Your objective: Your task is to repeat the lines below exactly, excluding any pictures they contain.
◆ ◆ ◆ ◆
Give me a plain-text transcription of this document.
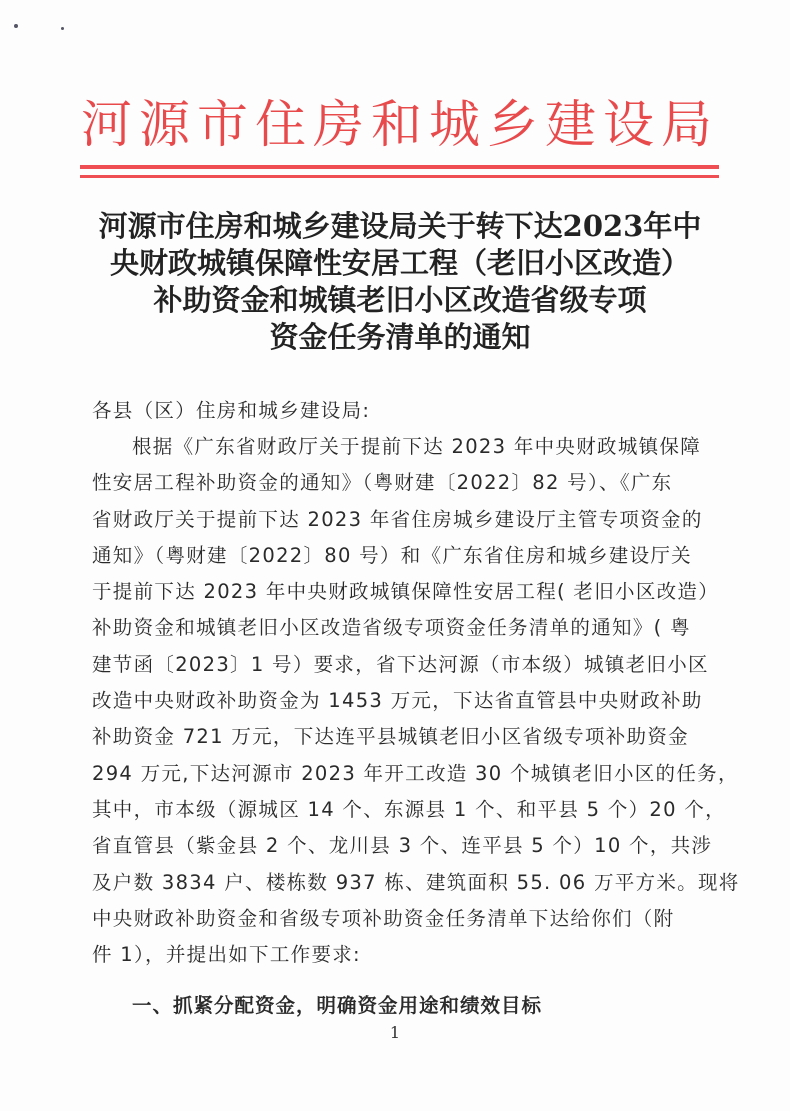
河源市住房和城乡建设局
河源市住房和城乡建设局关于转下达2023年中
央财政城镇保障性安居工程（老旧小区改造）
补助资金和城镇老旧小区改造省级专项
资金任务清单的通知
各县（区）住房和城乡建设局:
根据《广东省财政厅关于提前下达 2023 年中央财政城镇保障
性安居工程补助资金的通知》（粤财建〔2022〕82 号）、《广东
省财政厅关于提前下达 2023 年省住房城乡建设厅主管专项资金的
通知》（粤财建〔2022〕80 号）和《广东省住房和城乡建设厅关
于提前下达 2023 年中央财政城镇保障性安居工程( 老旧小区改造）
补助资金和城镇老旧小区改造省级专项资金任务清单的通知》( 粤
建节函〔2023〕1 号）要求，省下达河源（市本级）城镇老旧小区
改造中央财政补助资金为 1453 万元，下达省直管县中央财政补助
补助资金 721 万元，下达连平县城镇老旧小区省级专项补助资金
294 万元,下达河源市 2023 年开工改造 30 个城镇老旧小区的任务，
其中，市本级（源城区 14 个、东源县 1 个、和平县 5 个）20 个，
省直管县（紫金县 2 个、龙川县 3 个、连平县 5 个）10 个，共涉
及户数 3834 户、楼栋数 937 栋、建筑面积 55. 06 万平方米。现将
中央财政补助资金和省级专项补助资金任务清单下达给你们（附
件 1），并提出如下工作要求:
一、抓紧分配资金，明确资金用途和绩效目标
1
◆ ◆ ◆ ◆
Answer in full:
Give me a plain-text transcription of this document.
河源市住房和城乡建设局
河源市住房和城乡建设局关于转下达2023年中
央财政城镇保障性安居工程（老旧小区改造）
补助资金和城镇老旧小区改造省级专项
资金任务清单的通知
各县（区）住房和城乡建设局:
根据《广东省财政厅关于提前下达 2023 年中央财政城镇保障
性安居工程补助资金的通知》（粤财建〔2022〕82 号）、《广东
省财政厅关于提前下达 2023 年省住房城乡建设厅主管专项资金的
通知》（粤财建〔2022〕80 号）和《广东省住房和城乡建设厅关
于提前下达 2023 年中央财政城镇保障性安居工程( 老旧小区改造）
补助资金和城镇老旧小区改造省级专项资金任务清单的通知》( 粤
建节函〔2023〕1 号）要求，省下达河源（市本级）城镇老旧小区
改造中央财政补助资金为 1453 万元，下达省直管县中央财政补助
补助资金 721 万元，下达连平县城镇老旧小区省级专项补助资金
294 万元,下达河源市 2023 年开工改造 30 个城镇老旧小区的任务，
其中，市本级（源城区 14 个、东源县 1 个、和平县 5 个）20 个，
省直管县（紫金县 2 个、龙川县 3 个、连平县 5 个）10 个，共涉
及户数 3834 户、楼栋数 937 栋、建筑面积 55. 06 万平方米。现将
中央财政补助资金和省级专项补助资金任务清单下达给你们（附
件 1），并提出如下工作要求:
一、抓紧分配资金，明确资金用途和绩效目标
1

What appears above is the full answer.